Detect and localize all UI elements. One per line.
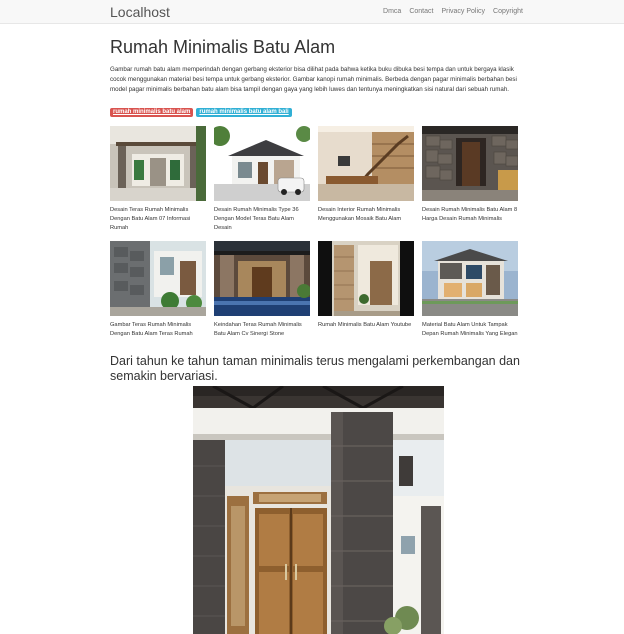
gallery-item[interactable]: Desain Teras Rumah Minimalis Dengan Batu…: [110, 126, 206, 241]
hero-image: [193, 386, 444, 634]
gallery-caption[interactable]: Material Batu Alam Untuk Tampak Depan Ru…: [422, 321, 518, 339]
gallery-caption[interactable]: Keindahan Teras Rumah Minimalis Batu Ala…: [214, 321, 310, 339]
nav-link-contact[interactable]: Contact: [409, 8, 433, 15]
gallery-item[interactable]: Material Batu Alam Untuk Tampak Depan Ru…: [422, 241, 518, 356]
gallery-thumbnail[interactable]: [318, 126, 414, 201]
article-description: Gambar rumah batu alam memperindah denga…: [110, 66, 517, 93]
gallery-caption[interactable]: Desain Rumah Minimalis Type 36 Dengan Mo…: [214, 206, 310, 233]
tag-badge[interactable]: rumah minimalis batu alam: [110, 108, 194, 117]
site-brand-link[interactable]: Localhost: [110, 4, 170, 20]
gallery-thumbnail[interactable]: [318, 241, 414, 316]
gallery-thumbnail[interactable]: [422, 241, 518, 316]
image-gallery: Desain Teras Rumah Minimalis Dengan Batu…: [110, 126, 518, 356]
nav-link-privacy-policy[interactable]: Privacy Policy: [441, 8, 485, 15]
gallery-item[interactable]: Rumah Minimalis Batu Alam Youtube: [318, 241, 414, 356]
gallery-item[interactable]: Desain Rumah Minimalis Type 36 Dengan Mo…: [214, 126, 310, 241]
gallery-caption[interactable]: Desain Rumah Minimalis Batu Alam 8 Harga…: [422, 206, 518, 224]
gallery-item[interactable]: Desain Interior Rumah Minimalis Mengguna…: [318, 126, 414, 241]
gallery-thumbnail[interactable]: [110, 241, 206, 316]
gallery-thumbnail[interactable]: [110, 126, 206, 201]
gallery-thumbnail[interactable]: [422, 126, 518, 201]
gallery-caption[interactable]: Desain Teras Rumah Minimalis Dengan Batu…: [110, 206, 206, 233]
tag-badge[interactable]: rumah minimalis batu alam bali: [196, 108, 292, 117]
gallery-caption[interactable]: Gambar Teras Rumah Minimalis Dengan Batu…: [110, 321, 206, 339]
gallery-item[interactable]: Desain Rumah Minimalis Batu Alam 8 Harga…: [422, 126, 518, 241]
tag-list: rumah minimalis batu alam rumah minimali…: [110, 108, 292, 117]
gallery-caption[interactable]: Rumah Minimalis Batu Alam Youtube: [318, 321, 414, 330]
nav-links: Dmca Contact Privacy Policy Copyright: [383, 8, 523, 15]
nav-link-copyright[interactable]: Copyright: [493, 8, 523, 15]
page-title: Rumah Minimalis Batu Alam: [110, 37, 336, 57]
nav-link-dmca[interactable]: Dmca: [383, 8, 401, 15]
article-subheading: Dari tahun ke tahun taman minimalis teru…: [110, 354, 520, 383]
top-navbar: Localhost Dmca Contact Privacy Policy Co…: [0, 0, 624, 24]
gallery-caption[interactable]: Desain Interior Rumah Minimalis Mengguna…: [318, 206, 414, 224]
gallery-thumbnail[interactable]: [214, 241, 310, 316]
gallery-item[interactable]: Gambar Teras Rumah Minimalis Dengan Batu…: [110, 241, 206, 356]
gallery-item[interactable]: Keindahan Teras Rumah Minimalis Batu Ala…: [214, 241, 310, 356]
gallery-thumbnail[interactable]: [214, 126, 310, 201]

■ ■ ■

## Set problem
Copy from the line that contains "gallery-item[interactable]: Desain Teras" through the line that contains "gallery-caption[interactable]: Material Batu", keeping every character unchanged.

## Result for this exercise
gallery-item[interactable]: Desain Teras Rumah Minimalis Dengan Batu…: [110, 126, 206, 241]
hero-image: [193, 386, 444, 634]
gallery-caption[interactable]: Material Batu Alam Untuk Tampak Depan Ru…: [422, 321, 518, 339]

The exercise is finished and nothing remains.